◆ **Exercise details**: Transcribe the records exactly. Pictures do not belong in the transcription.

◆ **Collected data entries**:
-*-*-
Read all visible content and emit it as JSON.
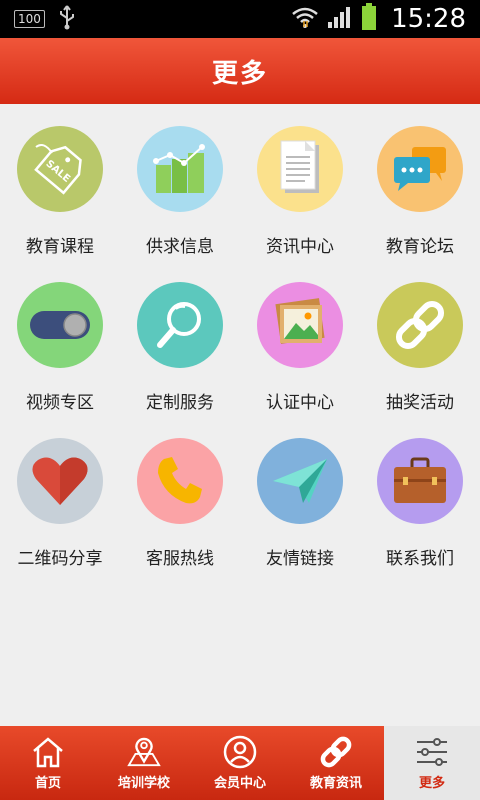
{
  "status_bar": {
    "battery_text": "100",
    "time": "15:28",
    "icons": [
      "battery-level-icon",
      "usb-icon",
      "wifi-icon",
      "signal-icon",
      "battery-icon"
    ]
  },
  "header": {
    "title": "更多"
  },
  "colors": {
    "header_red": "#e0391f",
    "nav_red": "#d6351a",
    "active_label": "#d22a12"
  },
  "grid": {
    "items": [
      {
        "label": "教育课程",
        "icon": "sale-tag-icon",
        "bg": "#b9c86a"
      },
      {
        "label": "供求信息",
        "icon": "bar-chart-icon",
        "bg": "#a8dcef"
      },
      {
        "label": "资讯中心",
        "icon": "document-icon",
        "bg": "#fbe18c"
      },
      {
        "label": "教育论坛",
        "icon": "chat-bubbles-icon",
        "bg": "#f9c271"
      },
      {
        "label": "视频专区",
        "icon": "toggle-switch-icon",
        "bg": "#84d67a"
      },
      {
        "label": "定制服务",
        "icon": "magnifier-icon",
        "bg": "#5cc8bd"
      },
      {
        "label": "认证中心",
        "icon": "picture-icon",
        "bg": "#eb8ee2"
      },
      {
        "label": "抽奖活动",
        "icon": "chain-link-icon",
        "bg": "#c9c95a"
      },
      {
        "label": "二维码分享",
        "icon": "heart-icon",
        "bg": "#c7d0d8"
      },
      {
        "label": "客服热线",
        "icon": "phone-icon",
        "bg": "#fba3a6"
      },
      {
        "label": "友情链接",
        "icon": "paper-plane-icon",
        "bg": "#80b1dc"
      },
      {
        "label": "联系我们",
        "icon": "briefcase-icon",
        "bg": "#b59cef"
      }
    ]
  },
  "bottom_nav": {
    "items": [
      {
        "label": "首页",
        "icon": "home-icon",
        "active": false
      },
      {
        "label": "培训学校",
        "icon": "map-pin-icon",
        "active": false
      },
      {
        "label": "会员中心",
        "icon": "user-icon",
        "active": false
      },
      {
        "label": "教育资讯",
        "icon": "link-icon",
        "active": false
      },
      {
        "label": "更多",
        "icon": "sliders-icon",
        "active": true
      }
    ]
  }
}
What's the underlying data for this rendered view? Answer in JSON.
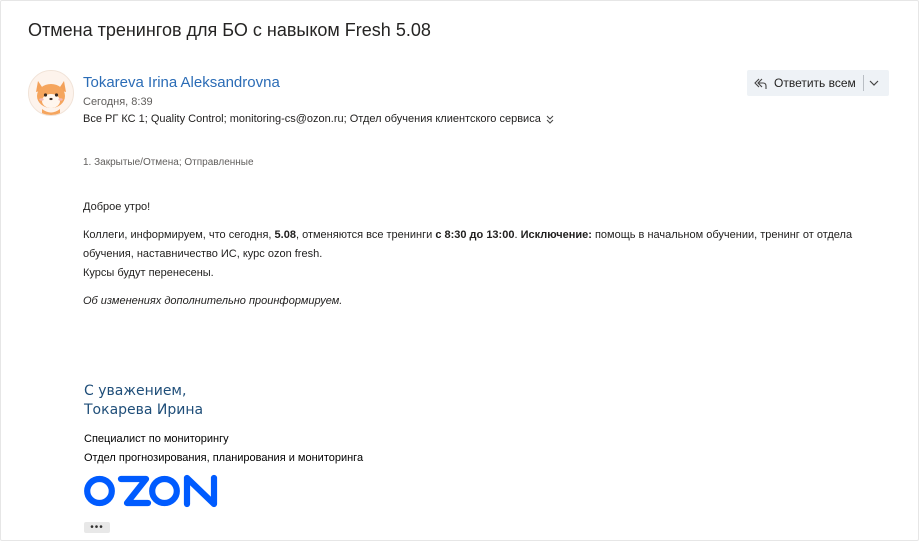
{
  "message": {
    "subject": "Отмена тренингов для БО с навыком Fresh 5.08",
    "sender": {
      "name": "Tokareva Irina Aleksandrovna",
      "avatar_icon": "shiba-dog-avatar"
    },
    "sent_date": "Сегодня, 8:39",
    "recipients": "Все РГ КС 1; Quality Control; monitoring-cs@ozon.ru; Отдел обучения клиентского сервиса",
    "folder_path": "1. Закрытые/Отмена; Отправленные"
  },
  "actions": {
    "reply_all_label": "Ответить всем"
  },
  "body": {
    "greeting": "Доброе утро!",
    "para_part1": "Коллеги, информируем, что сегодня, ",
    "para_date": "5.08",
    "para_part2": ", отменяются все тренинги ",
    "para_time": "с 8:30 до 13:00",
    "para_part3": ". ",
    "para_exception_label": "Исключение:",
    "para_part4": " помощь в начальном обучении, тренинг от отдела",
    "para_line2": "обучения, наставничество ИС, курс ozon fresh.",
    "courses": "Курсы будут перенесены.",
    "note": "Об изменениях дополнительно проинформируем."
  },
  "signature": {
    "regards": "С уважением,",
    "name": "Токарева Ирина",
    "position": "Специалист по мониторингу",
    "department": "Отдел прогнозирования, планирования и мониторинга",
    "logo_text": "OZON",
    "brand_color": "#005bff"
  },
  "more_label": "•••"
}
-*-*-
◆ **Output of the task**:
Read all visible content and emit it as JSON.
{
  "status_bar": {
    "battery_text": "100",
    "time": "15:28",
    "icons": [
      "battery-level-icon",
      "usb-icon",
      "wifi-icon",
      "signal-icon",
      "battery-icon"
    ]
  },
  "header": {
    "title": "更多"
  },
  "colors": {
    "header_red": "#e0391f",
    "nav_red": "#d6351a",
    "active_label": "#d22a12"
  },
  "grid": {
    "items": [
      {
        "label": "教育课程",
        "icon": "sale-tag-icon",
        "bg": "#b9c86a"
      },
      {
        "label": "供求信息",
        "icon": "bar-chart-icon",
        "bg": "#a8dcef"
      },
      {
        "label": "资讯中心",
        "icon": "document-icon",
        "bg": "#fbe18c"
      },
      {
        "label": "教育论坛",
        "icon": "chat-bubbles-icon",
        "bg": "#f9c271"
      },
      {
        "label": "视频专区",
        "icon": "toggle-switch-icon",
        "bg": "#84d67a"
      },
      {
        "label": "定制服务",
        "icon": "magnifier-icon",
        "bg": "#5cc8bd"
      },
      {
        "label": "认证中心",
        "icon": "picture-icon",
        "bg": "#eb8ee2"
      },
      {
        "label": "抽奖活动",
        "icon": "chain-link-icon",
        "bg": "#c9c95a"
      },
      {
        "label": "二维码分享",
        "icon": "heart-icon",
        "bg": "#c7d0d8"
      },
      {
        "label": "客服热线",
        "icon": "phone-icon",
        "bg": "#fba3a6"
      },
      {
        "label": "友情链接",
        "icon": "paper-plane-icon",
        "bg": "#80b1dc"
      },
      {
        "label": "联系我们",
        "icon": "briefcase-icon",
        "bg": "#b59cef"
      }
    ]
  },
  "bottom_nav": {
    "items": [
      {
        "label": "首页",
        "icon": "home-icon",
        "active": false
      },
      {
        "label": "培训学校",
        "icon": "map-pin-icon",
        "active": false
      },
      {
        "label": "会员中心",
        "icon": "user-icon",
        "active": false
      },
      {
        "label": "教育资讯",
        "icon": "link-icon",
        "active": false
      },
      {
        "label": "更多",
        "icon": "sliders-icon",
        "active": true
      }
    ]
  }
}
What's the underlying data for this rendered view? Answer in JSON.
{
  "message": {
    "subject": "Отмена тренингов для БО с навыком Fresh 5.08",
    "sender": {
      "name": "Tokareva Irina Aleksandrovna",
      "avatar_icon": "shiba-dog-avatar"
    },
    "sent_date": "Сегодня, 8:39",
    "recipients": "Все РГ КС 1; Quality Control; monitoring-cs@ozon.ru; Отдел обучения клиентского сервиса",
    "folder_path": "1. Закрытые/Отмена; Отправленные"
  },
  "actions": {
    "reply_all_label": "Ответить всем"
  },
  "body": {
    "greeting": "Доброе утро!",
    "para_part1": "Коллеги, информируем, что сегодня, ",
    "para_date": "5.08",
    "para_part2": ", отменяются все тренинги ",
    "para_time": "с 8:30 до 13:00",
    "para_part3": ". ",
    "para_exception_label": "Исключение:",
    "para_part4": " помощь в начальном обучении, тренинг от отдела",
    "para_line2": "обучения, наставничество ИС, курс ozon fresh.",
    "courses": "Курсы будут перенесены.",
    "note": "Об изменениях дополнительно проинформируем."
  },
  "signature": {
    "regards": "С уважением,",
    "name": "Токарева Ирина",
    "position": "Специалист по мониторингу",
    "department": "Отдел прогнозирования, планирования и мониторинга",
    "logo_text": "OZON",
    "brand_color": "#005bff"
  },
  "more_label": "•••"
}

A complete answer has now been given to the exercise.